WRITTEN PROBLEM A
Answer these questions about the passage on RonDB's thread architecture, marking each answer (i), (ii) or (iii):
(i) Which open source product also implements version 1 of the thread architecture?
(ii) In RonDB, what does the LDM thread execute?
(iii) What does version 3 of the thread architecture add to help the LDM threads read data?

DOCUMENT EXCERPT
The first thread model in NDB used a single thread to handle everything, send, receive, database handling and transaction handling. This is version 1 of the thread architecture, that is also implemented in the open source version of Redis. With the development of multi-core CPUs it became obvious that more threads were needed. What NDB did here was introduce both a functional separation of threads and partitioning the data to achieve a more multi-threaded execution environment. This is version 2 of the thread architecture.
Modern competitors of RonDB have now understood the need to use asynchronous programming to achieve the required performance in a key-value store. We see this in AeroSpike, Redis, ScyllaDB and many other key-value stores. Thus the industry has followed the RonDB road to achieving an efficient key-value store implementation.
Most competitors have opted for only partitioning the data and thus each thread still has to execute all the code for meta data handling, replication handling, send, receive and database operations. Thus RonDB has actually advanced version 2 of the thread architecture further than its competitors.
All modern CPUs use both a data cache and an instruction cache. By combining all functions inside one thread, the instruction cache will have to execute more code. In RonDB the LDM thread only executes the operation to change the data structures, the tc thread only executes code to handle transactions and the receive thread can focus on the code to execute network receive operations. This makes each thread more efficient. The same is true for the CPU data cache, the LDM thread need not bother with the data structures used for transaction handling and network receive. It can focus the CPU caches on the requirements for database operations which is challenging enough in a database engine.
A simple splitting of data into different table partitions makes sense if all operations towards the key-value store are primary key lookups or unique key lookups. However most key-value stores also require performing general search operations as part of the application. These search operations are implemented as range scans with search conditions, these scale not so well with a simple splitting of data.
To handle this, RonDB introduces version 3 of the thread architecture that uses a compromise where we still split the data, but we introduce query threads to assist the LDM threads in reading the data. Thus RonDB can handle hotspots of data and require fewer number of table partitions to achieve the required scalability of the key-value store.

RECORDS SUPPLIED
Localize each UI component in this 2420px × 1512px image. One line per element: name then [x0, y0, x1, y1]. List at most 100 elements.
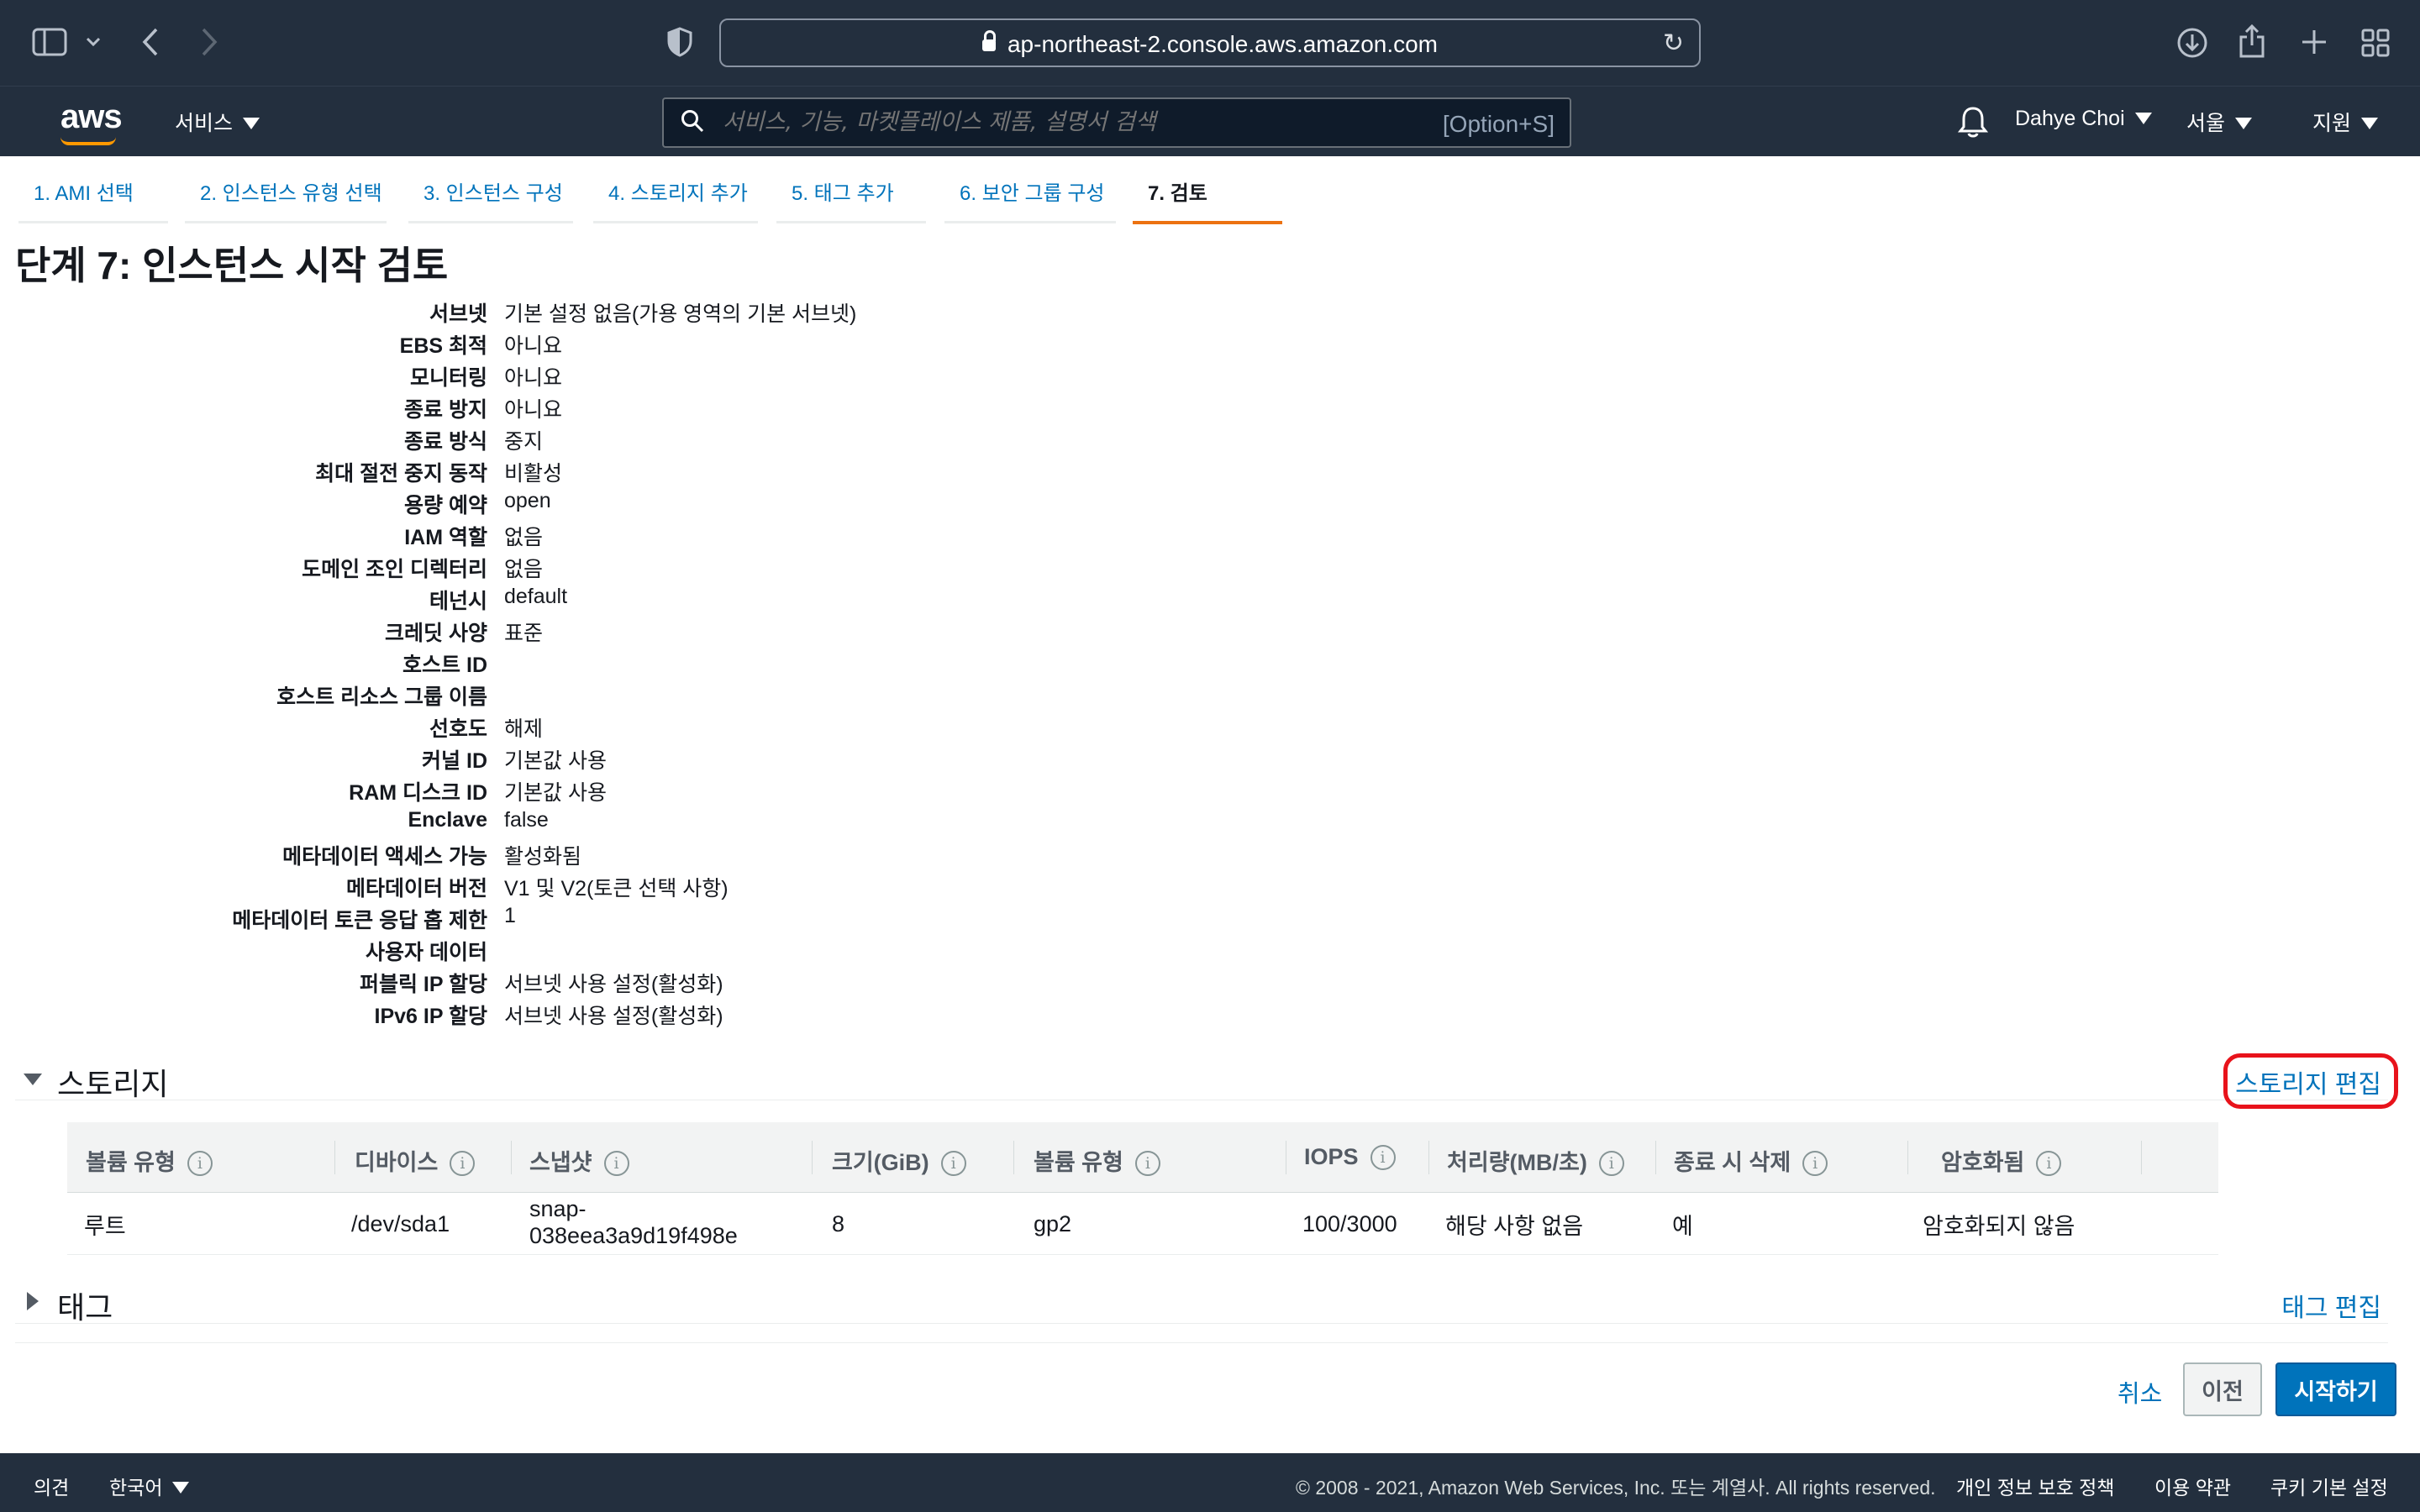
back-icon[interactable] [141, 27, 160, 57]
column-divider [1907, 1141, 1908, 1174]
cookie-preferences-link[interactable]: 쿠키 기본 설정 [2270, 1472, 2388, 1500]
info-icon[interactable]: i [1134, 1151, 1160, 1176]
language-selector[interactable]: 한국어 [109, 1472, 190, 1500]
user-menu[interactable]: Dahye Choi [2015, 107, 2152, 131]
detail-value: 아니요 [504, 334, 563, 358]
col-snapshot: 스냅샷 i [529, 1144, 629, 1178]
sidebar-icon[interactable] [32, 27, 67, 57]
step-security-group[interactable]: 6. 보안 그룹 구성 [944, 176, 1116, 223]
cell-throughput: 해당 사항 없음 [1445, 1214, 1584, 1239]
detail-value: 해제 [504, 717, 544, 741]
services-menu[interactable]: 서비스 [175, 107, 260, 137]
info-icon[interactable]: i [603, 1151, 629, 1176]
highlight-annotation [2223, 1053, 2398, 1109]
detail-value: 서브넷 사용 설정(활성화) [504, 1005, 723, 1028]
step-configure[interactable]: 3. 인스턴스 구성 [408, 176, 573, 223]
storage-title: 스토리지 [57, 1067, 169, 1101]
aws-logo-smile [60, 137, 116, 145]
detail-label: 메타데이터 버전 [346, 877, 487, 900]
col-encrypted: 암호화됨 i [1941, 1144, 2062, 1178]
step-ami[interactable]: 1. AMI 선택 [18, 176, 168, 223]
info-icon[interactable]: i [940, 1151, 966, 1176]
column-divider [511, 1141, 512, 1174]
detail-label: 커널 ID [422, 749, 487, 773]
detail-value: 아니요 [504, 366, 563, 390]
step-review[interactable]: 7. 검토 [1133, 176, 1282, 224]
step-instance-type[interactable]: 2. 인스턴스 유형 선택 [185, 176, 387, 223]
browser-toolbar: ap-northeast-2.console.aws.amazon.com ↻ [0, 0, 2420, 86]
detail-row: 커널 ID 기본값 사용 [0, 744, 924, 776]
detail-row: 메타데이터 토큰 응답 홉 제한 1 [0, 904, 924, 936]
info-icon[interactable]: i [187, 1151, 213, 1176]
detail-value: open [504, 489, 551, 512]
info-icon[interactable]: i [1370, 1145, 1396, 1170]
tab-overview-icon[interactable] [2361, 29, 2390, 57]
tags-section-header[interactable]: 태그 태그 편집 [15, 1284, 2388, 1325]
shield-icon[interactable] [667, 27, 692, 57]
detail-row: 서브넷 기본 설정 없음(가용 영역의 기본 서브넷) [0, 297, 924, 329]
chevron-down-icon[interactable] [86, 37, 101, 47]
detail-value: false [504, 808, 549, 832]
step-tags[interactable]: 5. 태그 추가 [776, 176, 926, 223]
search-icon [681, 110, 704, 133]
info-icon[interactable]: i [1598, 1151, 1624, 1176]
new-tab-icon[interactable] [2301, 29, 2328, 55]
col-throughput: 처리량(MB/초) i [1447, 1144, 1624, 1178]
step-storage[interactable]: 4. 스토리지 추가 [593, 176, 758, 223]
storage-table: 볼륨 유형 i 디바이스 i 스냅샷 i 크기(GiB) i 볼륨 유형 i IOPS i … [67, 1122, 2218, 1255]
search-input[interactable] [723, 109, 1395, 135]
detail-label: 용량 예약 [404, 494, 487, 517]
detail-row: 크레딧 사양 표준 [0, 617, 924, 648]
address-bar[interactable]: ap-northeast-2.console.aws.amazon.com ↻ [719, 18, 1701, 67]
column-divider [1655, 1141, 1656, 1174]
info-icon[interactable]: i [1802, 1151, 1828, 1176]
col-device: 디바이스 i [355, 1144, 476, 1178]
aws-logo[interactable]: aws [60, 98, 123, 136]
cell-device: /dev/sda1 [351, 1211, 450, 1236]
feedback-link[interactable]: 의견 [34, 1472, 69, 1500]
download-icon[interactable] [2176, 27, 2208, 59]
aws-console-header: aws 서비스 [Option+S] Dahye Choi 서울 지원 [0, 86, 2420, 156]
cancel-button[interactable]: 취소 [2118, 1374, 2162, 1410]
caret-down-icon [172, 1482, 190, 1494]
detail-value: 1 [504, 904, 516, 927]
previous-button[interactable]: 이전 [2183, 1362, 2262, 1416]
info-icon[interactable]: i [2036, 1151, 2062, 1176]
detail-row: 종료 방식 중지 [0, 425, 924, 457]
bell-icon[interactable] [1958, 105, 1988, 139]
reload-icon[interactable]: ↻ [1663, 29, 1684, 58]
caret-down-icon [2134, 113, 2152, 124]
terms-link[interactable]: 이용 약관 [2154, 1472, 2231, 1500]
col-iops: IOPS i [1304, 1144, 1396, 1172]
detail-row: 퍼블릭 IP 할당 서브넷 사용 설정(활성화) [0, 968, 924, 1000]
detail-label: 메타데이터 액세스 가능 [282, 845, 487, 869]
privacy-link[interactable]: 개인 정보 보호 정책 [1956, 1472, 2114, 1500]
detail-value: 활성화됨 [504, 845, 582, 869]
detail-label: 호스트 리소스 그룹 이름 [276, 685, 487, 709]
cell-size: 8 [832, 1211, 845, 1236]
share-icon[interactable] [2238, 24, 2265, 59]
detail-label: 호스트 ID [402, 654, 487, 677]
caret-right-icon [27, 1292, 39, 1310]
storage-section-header[interactable]: 스토리지 스토리지 편집 [15, 1060, 2388, 1101]
detail-row: IAM 역할 없음 [0, 521, 924, 553]
column-divider [334, 1141, 335, 1174]
detail-row: 선호도 해제 [0, 712, 924, 744]
region-menu[interactable]: 서울 [2186, 107, 2253, 137]
detail-value: 기본값 사용 [504, 749, 607, 773]
tags-title: 태그 [57, 1290, 113, 1325]
search-box[interactable]: [Option+S] [662, 97, 1571, 148]
col-volume-type: 볼륨 유형 i [86, 1144, 213, 1178]
edit-tags-link[interactable]: 태그 편집 [2281, 1287, 2381, 1324]
detail-value: 아니요 [504, 398, 563, 422]
cell-snapshot-line1: snap- [529, 1196, 587, 1221]
launch-button[interactable]: 시작하기 [2275, 1362, 2396, 1416]
services-label: 서비스 [175, 112, 234, 135]
detail-value: default [504, 585, 568, 608]
info-icon[interactable]: i [450, 1151, 476, 1176]
detail-label: 테넌시 [429, 590, 487, 613]
detail-row: IPv6 IP 할당 서브넷 사용 설정(활성화) [0, 1000, 924, 1030]
detail-value: 서브넷 사용 설정(활성화) [504, 973, 723, 996]
forward-icon[interactable] [200, 27, 218, 57]
support-menu[interactable]: 지원 [2312, 107, 2379, 137]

WRITTEN PROBLEM B
Arrange the part of the records that opens with the line containing "back-icon[interactable] [141, 27, 160, 57]" and closes with the line containing "cell-throughput: 해당 사항" as a Markdown table with columns Row and Line, one numbered line per row and blank lines left out.

CORRECT OUTPUT A
(i) Redis
(ii) Only the operation that changes the data structures
(iii) Query threads

CORRECT OUTPUT B
| Row | Line |
|---|---|
| 1 | back-icon[interactable] [141, 27, 160, 57] |
| 2 | column-divider [1907, 1141, 1908, 1174] |
| 3 | cookie-preferences-link[interactable]: 쿠키 기본 설정 [2270, 1472, 2388, 1500] |
| 4 | info-icon[interactable]: i [1134, 1151, 1160, 1176] |
| 5 | language-selector[interactable]: 한국어 [109, 1472, 190, 1500] |
| 6 | user-menu[interactable]: Dahye Choi [2015, 107, 2152, 131] |
| 7 | detail-value: 아니요 [504, 334, 563, 358] |
| 8 | col-snapshot: 스냅샷 i [529, 1144, 629, 1178] |
| 9 | sidebar-icon[interactable] [32, 27, 67, 57] |
| 10 | step-security-group[interactable]: 6. 보안 그룹 구성 [944, 176, 1116, 223] |
| 11 | cell-throughput: 해당 사항 없음 [1445, 1214, 1584, 1239] |